◆ WHAT IS NEEDED: Go through the material below, count the lines with the word "square", and reply with the count alone.

◆ MATERIAL FOR THE TASK:
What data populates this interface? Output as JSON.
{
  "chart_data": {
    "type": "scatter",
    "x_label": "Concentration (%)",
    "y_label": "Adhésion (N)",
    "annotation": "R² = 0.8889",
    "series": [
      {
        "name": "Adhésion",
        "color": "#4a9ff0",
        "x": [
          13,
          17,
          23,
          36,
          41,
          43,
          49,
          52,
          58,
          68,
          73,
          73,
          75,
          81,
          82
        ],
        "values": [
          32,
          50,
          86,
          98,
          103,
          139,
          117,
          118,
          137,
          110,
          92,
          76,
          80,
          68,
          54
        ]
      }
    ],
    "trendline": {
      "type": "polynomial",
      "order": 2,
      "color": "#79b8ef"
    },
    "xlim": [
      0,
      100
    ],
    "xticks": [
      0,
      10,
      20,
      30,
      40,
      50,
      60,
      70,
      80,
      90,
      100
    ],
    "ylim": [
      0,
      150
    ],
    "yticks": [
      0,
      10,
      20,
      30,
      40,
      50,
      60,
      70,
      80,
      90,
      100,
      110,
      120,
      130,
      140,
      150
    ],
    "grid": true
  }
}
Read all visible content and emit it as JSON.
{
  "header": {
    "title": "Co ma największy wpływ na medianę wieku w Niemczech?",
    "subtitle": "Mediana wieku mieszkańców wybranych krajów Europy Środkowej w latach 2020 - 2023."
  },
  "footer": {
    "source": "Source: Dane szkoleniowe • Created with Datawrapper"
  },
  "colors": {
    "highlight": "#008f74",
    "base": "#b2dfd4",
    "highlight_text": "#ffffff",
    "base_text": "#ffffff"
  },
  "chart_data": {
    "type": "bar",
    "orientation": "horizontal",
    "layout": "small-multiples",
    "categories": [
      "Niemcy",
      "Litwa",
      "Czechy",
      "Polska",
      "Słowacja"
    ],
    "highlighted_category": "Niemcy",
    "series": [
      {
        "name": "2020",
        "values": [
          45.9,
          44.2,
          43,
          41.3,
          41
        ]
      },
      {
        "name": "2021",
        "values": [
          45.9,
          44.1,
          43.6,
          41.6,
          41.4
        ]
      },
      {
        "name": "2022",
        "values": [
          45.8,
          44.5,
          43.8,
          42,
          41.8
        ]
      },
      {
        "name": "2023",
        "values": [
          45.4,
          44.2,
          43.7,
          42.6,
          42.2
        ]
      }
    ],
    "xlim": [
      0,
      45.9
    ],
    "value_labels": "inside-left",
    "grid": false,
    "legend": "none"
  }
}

==

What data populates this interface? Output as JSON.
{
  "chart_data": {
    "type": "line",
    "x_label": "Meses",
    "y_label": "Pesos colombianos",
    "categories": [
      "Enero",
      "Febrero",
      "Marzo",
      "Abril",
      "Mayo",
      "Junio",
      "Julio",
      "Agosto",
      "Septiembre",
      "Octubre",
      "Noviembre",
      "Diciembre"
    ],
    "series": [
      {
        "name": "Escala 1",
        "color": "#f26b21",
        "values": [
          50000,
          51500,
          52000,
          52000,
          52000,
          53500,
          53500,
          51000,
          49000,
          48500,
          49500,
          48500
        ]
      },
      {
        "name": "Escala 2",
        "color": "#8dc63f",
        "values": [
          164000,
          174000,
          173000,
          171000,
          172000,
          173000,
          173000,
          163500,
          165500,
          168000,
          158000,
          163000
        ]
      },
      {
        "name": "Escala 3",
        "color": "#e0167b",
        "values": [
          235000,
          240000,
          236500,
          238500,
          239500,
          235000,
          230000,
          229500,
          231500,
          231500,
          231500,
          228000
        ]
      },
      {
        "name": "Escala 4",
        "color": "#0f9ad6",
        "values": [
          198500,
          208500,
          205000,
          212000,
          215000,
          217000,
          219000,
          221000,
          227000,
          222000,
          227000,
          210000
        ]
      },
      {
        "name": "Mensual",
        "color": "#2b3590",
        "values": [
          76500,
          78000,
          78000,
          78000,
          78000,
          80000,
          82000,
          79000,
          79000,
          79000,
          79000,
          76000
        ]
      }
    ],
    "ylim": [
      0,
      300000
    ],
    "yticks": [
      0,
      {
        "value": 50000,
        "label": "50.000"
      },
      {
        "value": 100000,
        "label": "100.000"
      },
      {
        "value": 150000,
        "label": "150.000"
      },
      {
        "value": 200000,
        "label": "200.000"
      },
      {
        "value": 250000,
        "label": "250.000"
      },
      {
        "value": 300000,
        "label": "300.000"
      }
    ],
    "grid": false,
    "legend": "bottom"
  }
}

--

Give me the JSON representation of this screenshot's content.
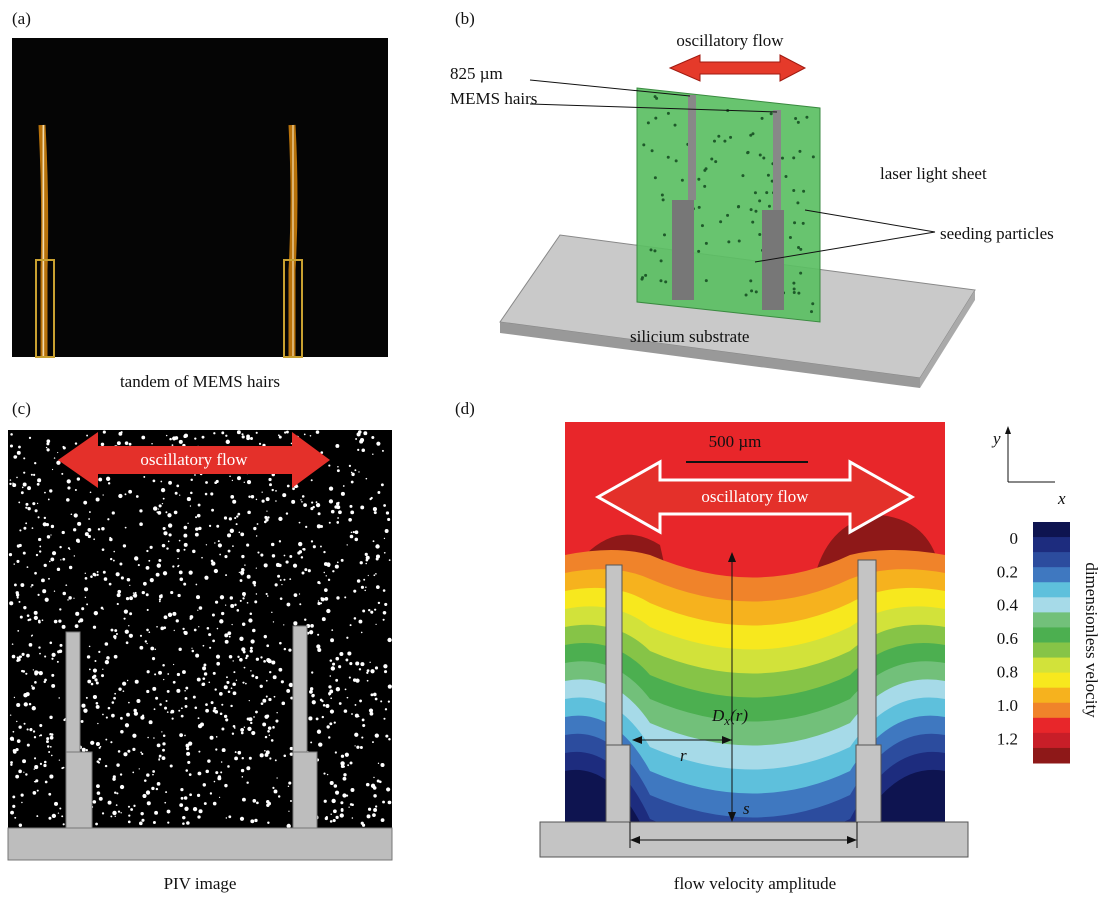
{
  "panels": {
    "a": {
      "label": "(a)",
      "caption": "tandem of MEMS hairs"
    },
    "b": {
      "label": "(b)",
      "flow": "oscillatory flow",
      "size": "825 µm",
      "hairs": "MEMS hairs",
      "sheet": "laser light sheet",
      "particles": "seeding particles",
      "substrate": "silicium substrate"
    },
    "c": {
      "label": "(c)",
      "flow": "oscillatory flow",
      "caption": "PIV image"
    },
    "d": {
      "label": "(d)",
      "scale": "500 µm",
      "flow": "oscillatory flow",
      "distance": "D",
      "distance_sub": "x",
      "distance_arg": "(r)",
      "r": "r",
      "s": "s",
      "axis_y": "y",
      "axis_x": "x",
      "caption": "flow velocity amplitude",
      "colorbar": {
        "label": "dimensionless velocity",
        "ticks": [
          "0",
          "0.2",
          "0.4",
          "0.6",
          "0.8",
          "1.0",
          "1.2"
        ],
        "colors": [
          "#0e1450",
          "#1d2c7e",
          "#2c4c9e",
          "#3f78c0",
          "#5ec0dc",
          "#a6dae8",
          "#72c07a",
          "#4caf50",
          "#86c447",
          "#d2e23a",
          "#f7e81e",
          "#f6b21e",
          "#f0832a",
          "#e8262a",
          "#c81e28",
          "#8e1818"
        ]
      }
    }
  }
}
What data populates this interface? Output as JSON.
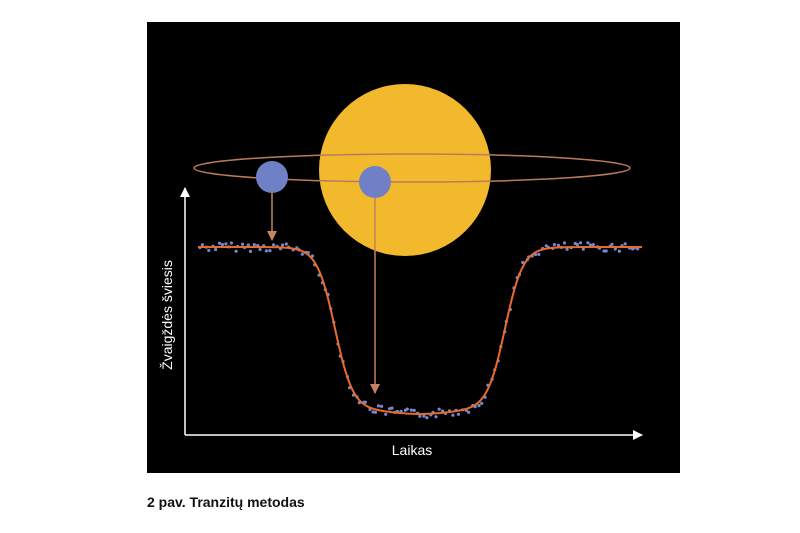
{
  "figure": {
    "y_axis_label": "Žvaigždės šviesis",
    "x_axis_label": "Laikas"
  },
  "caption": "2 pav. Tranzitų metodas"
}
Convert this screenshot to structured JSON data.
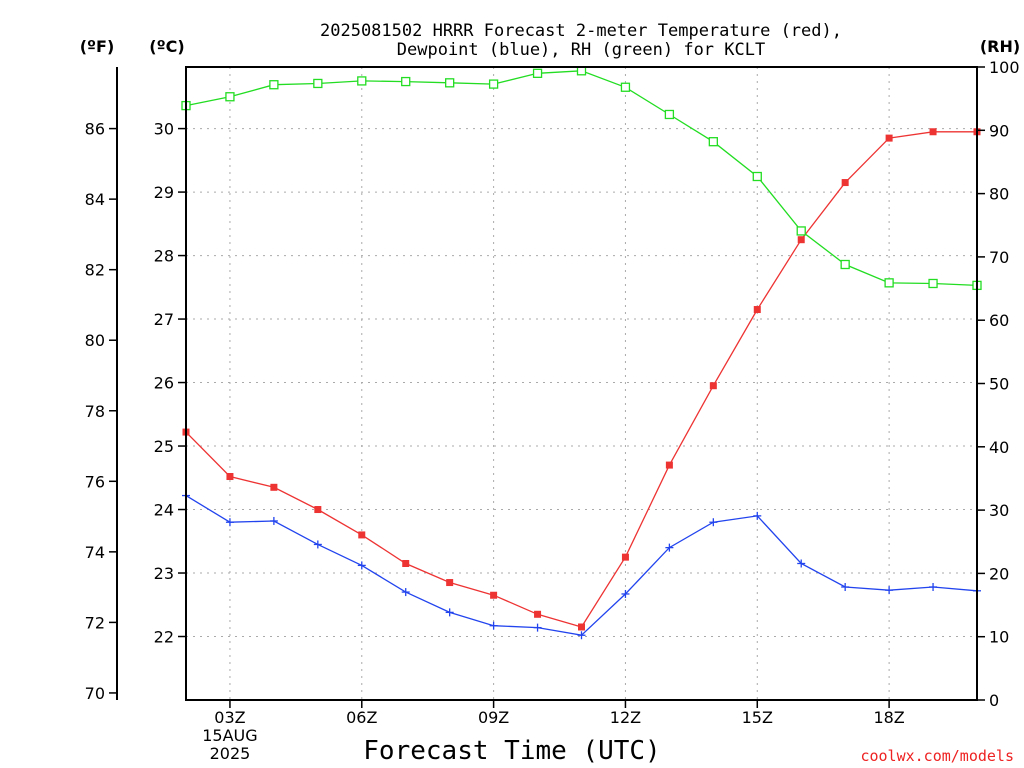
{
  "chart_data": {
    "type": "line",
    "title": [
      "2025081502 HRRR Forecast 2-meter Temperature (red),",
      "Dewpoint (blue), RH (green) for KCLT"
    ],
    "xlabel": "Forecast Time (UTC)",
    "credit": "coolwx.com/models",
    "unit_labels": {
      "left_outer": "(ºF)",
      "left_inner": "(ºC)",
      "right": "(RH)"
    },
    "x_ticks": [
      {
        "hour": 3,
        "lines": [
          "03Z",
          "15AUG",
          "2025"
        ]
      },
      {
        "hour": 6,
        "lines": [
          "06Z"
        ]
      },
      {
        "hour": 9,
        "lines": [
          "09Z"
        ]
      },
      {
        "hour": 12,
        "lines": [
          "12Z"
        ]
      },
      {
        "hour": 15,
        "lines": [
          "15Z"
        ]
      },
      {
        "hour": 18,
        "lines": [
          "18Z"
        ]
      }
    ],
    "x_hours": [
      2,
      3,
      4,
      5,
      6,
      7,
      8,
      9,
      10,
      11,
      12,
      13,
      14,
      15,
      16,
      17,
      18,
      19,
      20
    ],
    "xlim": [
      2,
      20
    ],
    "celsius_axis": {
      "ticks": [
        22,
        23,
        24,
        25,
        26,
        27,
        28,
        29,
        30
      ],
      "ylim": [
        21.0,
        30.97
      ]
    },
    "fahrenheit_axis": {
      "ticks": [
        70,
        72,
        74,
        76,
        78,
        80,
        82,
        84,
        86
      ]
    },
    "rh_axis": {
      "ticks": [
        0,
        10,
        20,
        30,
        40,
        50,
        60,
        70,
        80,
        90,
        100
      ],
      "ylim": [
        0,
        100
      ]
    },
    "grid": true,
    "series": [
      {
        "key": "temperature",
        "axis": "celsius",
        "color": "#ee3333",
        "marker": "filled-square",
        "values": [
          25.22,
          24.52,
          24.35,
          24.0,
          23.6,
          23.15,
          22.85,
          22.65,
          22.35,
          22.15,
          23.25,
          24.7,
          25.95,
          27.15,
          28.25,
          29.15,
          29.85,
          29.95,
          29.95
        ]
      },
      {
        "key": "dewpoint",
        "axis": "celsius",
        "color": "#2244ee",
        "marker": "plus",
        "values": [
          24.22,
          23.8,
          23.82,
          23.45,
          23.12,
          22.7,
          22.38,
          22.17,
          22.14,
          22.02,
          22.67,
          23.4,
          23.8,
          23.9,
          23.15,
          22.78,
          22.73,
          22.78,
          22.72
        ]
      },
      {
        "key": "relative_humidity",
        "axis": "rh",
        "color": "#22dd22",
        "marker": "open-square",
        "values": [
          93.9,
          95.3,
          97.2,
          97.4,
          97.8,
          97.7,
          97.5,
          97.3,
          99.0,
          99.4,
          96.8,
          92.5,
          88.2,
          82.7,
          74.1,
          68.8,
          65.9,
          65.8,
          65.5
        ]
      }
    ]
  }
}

◆ OUTPUT FOR THIS EXERCISE: 2